Written problem
The records below must be transcribed exactly. Do not include the pictures.
Start Task data
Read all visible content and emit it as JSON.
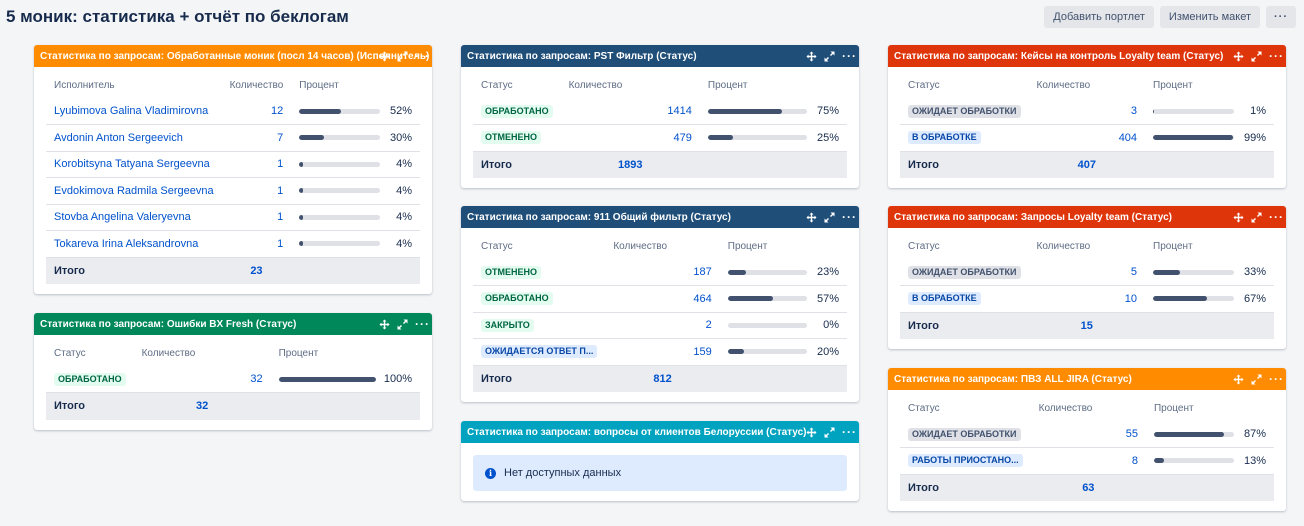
{
  "page": {
    "title": "5 моник: статистика + отчёт по беклогам",
    "add_portlet_label": "Добавить портлет",
    "edit_layout_label": "Изменить макет",
    "more_label": "···"
  },
  "colors": {
    "orange": "#ff8b00",
    "navy": "#1f4e79",
    "red": "#de350b",
    "green": "#00875a",
    "teal": "#00a3bf",
    "bar": "#42526e",
    "link": "#0052cc"
  },
  "gadget_icons": [
    "move-icon",
    "expand-icon",
    "more-icon"
  ],
  "gadgets": {
    "g1": {
      "title": "Статистика по запросам: Обработанные моник (посл 14 часов) (Исполнитель)",
      "col1": "Исполнитель",
      "col2": "Количество",
      "col3": "Процент",
      "rows": [
        {
          "label": "Lyubimova Galina Vladimirovna",
          "count": "12",
          "percent": "52%",
          "fill": 52
        },
        {
          "label": "Avdonin Anton Sergeevich",
          "count": "7",
          "percent": "30%",
          "fill": 30
        },
        {
          "label": "Korobitsyna Tatyana Sergeevna",
          "count": "1",
          "percent": "4%",
          "fill": 4
        },
        {
          "label": "Evdokimova Radmila Sergeevna",
          "count": "1",
          "percent": "4%",
          "fill": 4
        },
        {
          "label": "Stovba Angelina Valeryevna",
          "count": "1",
          "percent": "4%",
          "fill": 4
        },
        {
          "label": "Tokareva Irina Aleksandrovna",
          "count": "1",
          "percent": "4%",
          "fill": 4
        }
      ],
      "total_label": "Итого",
      "total_count": "23"
    },
    "g2": {
      "title": "Статистика по запросам: Ошибки BX Fresh (Статус)",
      "col1": "Статус",
      "col2": "Количество",
      "col3": "Процент",
      "rows": [
        {
          "label": "ОБРАБОТАНО",
          "count": "32",
          "percent": "100%",
          "fill": 100
        }
      ],
      "total_label": "Итого",
      "total_count": "32"
    },
    "g3": {
      "title": "Статистика по запросам: PST Фильтр (Статус)",
      "col1": "Статус",
      "col2": "Количество",
      "col3": "Процент",
      "rows": [
        {
          "label": "ОБРАБОТАНО",
          "count": "1414",
          "percent": "75%",
          "fill": 75
        },
        {
          "label": "ОТМЕНЕНО",
          "count": "479",
          "percent": "25%",
          "fill": 25
        }
      ],
      "total_label": "Итого",
      "total_count": "1893"
    },
    "g4": {
      "title": "Статистика по запросам: 911 Общий фильтр (Статус)",
      "col1": "Статус",
      "col2": "Количество",
      "col3": "Процент",
      "rows": [
        {
          "label": "ОТМЕНЕНО",
          "count": "187",
          "percent": "23%",
          "fill": 23
        },
        {
          "label": "ОБРАБОТАНО",
          "count": "464",
          "percent": "57%",
          "fill": 57
        },
        {
          "label": "ЗАКРЫТО",
          "count": "2",
          "percent": "0%",
          "fill": 0
        },
        {
          "label": "ОЖИДАЕТСЯ ОТВЕТ П...",
          "count": "159",
          "percent": "20%",
          "fill": 20
        }
      ],
      "total_label": "Итого",
      "total_count": "812"
    },
    "g5": {
      "title": "Статистика по запросам: вопросы от клиентов Белоруссии (Статус)",
      "no_data": "Нет доступных данных"
    },
    "g6": {
      "title": "Статистика по запросам: Кейсы на контроль Loyalty team (Статус)",
      "col1": "Статус",
      "col2": "Количество",
      "col3": "Процент",
      "rows": [
        {
          "label": "ОЖИДАЕТ ОБРАБОТКИ",
          "count": "3",
          "percent": "1%",
          "fill": 1
        },
        {
          "label": "В ОБРАБОТКЕ",
          "count": "404",
          "percent": "99%",
          "fill": 99
        }
      ],
      "total_label": "Итого",
      "total_count": "407"
    },
    "g7": {
      "title": "Статистика по запросам: Запросы Loyalty team (Статус)",
      "col1": "Статус",
      "col2": "Количество",
      "col3": "Процент",
      "rows": [
        {
          "label": "ОЖИДАЕТ ОБРАБОТКИ",
          "count": "5",
          "percent": "33%",
          "fill": 33
        },
        {
          "label": "В ОБРАБОТКЕ",
          "count": "10",
          "percent": "67%",
          "fill": 67
        }
      ],
      "total_label": "Итого",
      "total_count": "15"
    },
    "g8": {
      "title": "Статистика по запросам: ПВЗ ALL JIRA (Статус)",
      "col1": "Статус",
      "col2": "Количество",
      "col3": "Процент",
      "rows": [
        {
          "label": "ОЖИДАЕТ ОБРАБОТКИ",
          "count": "55",
          "percent": "87%",
          "fill": 87
        },
        {
          "label": "РАБОТЫ ПРИОСТАНО...",
          "count": "8",
          "percent": "13%",
          "fill": 13
        }
      ],
      "total_label": "Итого",
      "total_count": "63"
    }
  }
}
End Task data
Reply to the task
Read all visible content and emit it as JSON.
{
  "page": {
    "title": "5 моник: статистика + отчёт по беклогам",
    "add_portlet_label": "Добавить портлет",
    "edit_layout_label": "Изменить макет",
    "more_label": "···"
  },
  "colors": {
    "orange": "#ff8b00",
    "navy": "#1f4e79",
    "red": "#de350b",
    "green": "#00875a",
    "teal": "#00a3bf",
    "bar": "#42526e",
    "link": "#0052cc"
  },
  "gadget_icons": [
    "move-icon",
    "expand-icon",
    "more-icon"
  ],
  "gadgets": {
    "g1": {
      "title": "Статистика по запросам: Обработанные моник (посл 14 часов) (Исполнитель)",
      "col1": "Исполнитель",
      "col2": "Количество",
      "col3": "Процент",
      "rows": [
        {
          "label": "Lyubimova Galina Vladimirovna",
          "count": "12",
          "percent": "52%",
          "fill": 52
        },
        {
          "label": "Avdonin Anton Sergeevich",
          "count": "7",
          "percent": "30%",
          "fill": 30
        },
        {
          "label": "Korobitsyna Tatyana Sergeevna",
          "count": "1",
          "percent": "4%",
          "fill": 4
        },
        {
          "label": "Evdokimova Radmila Sergeevna",
          "count": "1",
          "percent": "4%",
          "fill": 4
        },
        {
          "label": "Stovba Angelina Valeryevna",
          "count": "1",
          "percent": "4%",
          "fill": 4
        },
        {
          "label": "Tokareva Irina Aleksandrovna",
          "count": "1",
          "percent": "4%",
          "fill": 4
        }
      ],
      "total_label": "Итого",
      "total_count": "23"
    },
    "g2": {
      "title": "Статистика по запросам: Ошибки BX Fresh (Статус)",
      "col1": "Статус",
      "col2": "Количество",
      "col3": "Процент",
      "rows": [
        {
          "label": "ОБРАБОТАНО",
          "count": "32",
          "percent": "100%",
          "fill": 100
        }
      ],
      "total_label": "Итого",
      "total_count": "32"
    },
    "g3": {
      "title": "Статистика по запросам: PST Фильтр (Статус)",
      "col1": "Статус",
      "col2": "Количество",
      "col3": "Процент",
      "rows": [
        {
          "label": "ОБРАБОТАНО",
          "count": "1414",
          "percent": "75%",
          "fill": 75
        },
        {
          "label": "ОТМЕНЕНО",
          "count": "479",
          "percent": "25%",
          "fill": 25
        }
      ],
      "total_label": "Итого",
      "total_count": "1893"
    },
    "g4": {
      "title": "Статистика по запросам: 911 Общий фильтр (Статус)",
      "col1": "Статус",
      "col2": "Количество",
      "col3": "Процент",
      "rows": [
        {
          "label": "ОТМЕНЕНО",
          "count": "187",
          "percent": "23%",
          "fill": 23
        },
        {
          "label": "ОБРАБОТАНО",
          "count": "464",
          "percent": "57%",
          "fill": 57
        },
        {
          "label": "ЗАКРЫТО",
          "count": "2",
          "percent": "0%",
          "fill": 0
        },
        {
          "label": "ОЖИДАЕТСЯ ОТВЕТ П...",
          "count": "159",
          "percent": "20%",
          "fill": 20
        }
      ],
      "total_label": "Итого",
      "total_count": "812"
    },
    "g5": {
      "title": "Статистика по запросам: вопросы от клиентов Белоруссии (Статус)",
      "no_data": "Нет доступных данных"
    },
    "g6": {
      "title": "Статистика по запросам: Кейсы на контроль Loyalty team (Статус)",
      "col1": "Статус",
      "col2": "Количество",
      "col3": "Процент",
      "rows": [
        {
          "label": "ОЖИДАЕТ ОБРАБОТКИ",
          "count": "3",
          "percent": "1%",
          "fill": 1
        },
        {
          "label": "В ОБРАБОТКЕ",
          "count": "404",
          "percent": "99%",
          "fill": 99
        }
      ],
      "total_label": "Итого",
      "total_count": "407"
    },
    "g7": {
      "title": "Статистика по запросам: Запросы Loyalty team (Статус)",
      "col1": "Статус",
      "col2": "Количество",
      "col3": "Процент",
      "rows": [
        {
          "label": "ОЖИДАЕТ ОБРАБОТКИ",
          "count": "5",
          "percent": "33%",
          "fill": 33
        },
        {
          "label": "В ОБРАБОТКЕ",
          "count": "10",
          "percent": "67%",
          "fill": 67
        }
      ],
      "total_label": "Итого",
      "total_count": "15"
    },
    "g8": {
      "title": "Статистика по запросам: ПВЗ ALL JIRA (Статус)",
      "col1": "Статус",
      "col2": "Количество",
      "col3": "Процент",
      "rows": [
        {
          "label": "ОЖИДАЕТ ОБРАБОТКИ",
          "count": "55",
          "percent": "87%",
          "fill": 87
        },
        {
          "label": "РАБОТЫ ПРИОСТАНО...",
          "count": "8",
          "percent": "13%",
          "fill": 13
        }
      ],
      "total_label": "Итого",
      "total_count": "63"
    }
  }
}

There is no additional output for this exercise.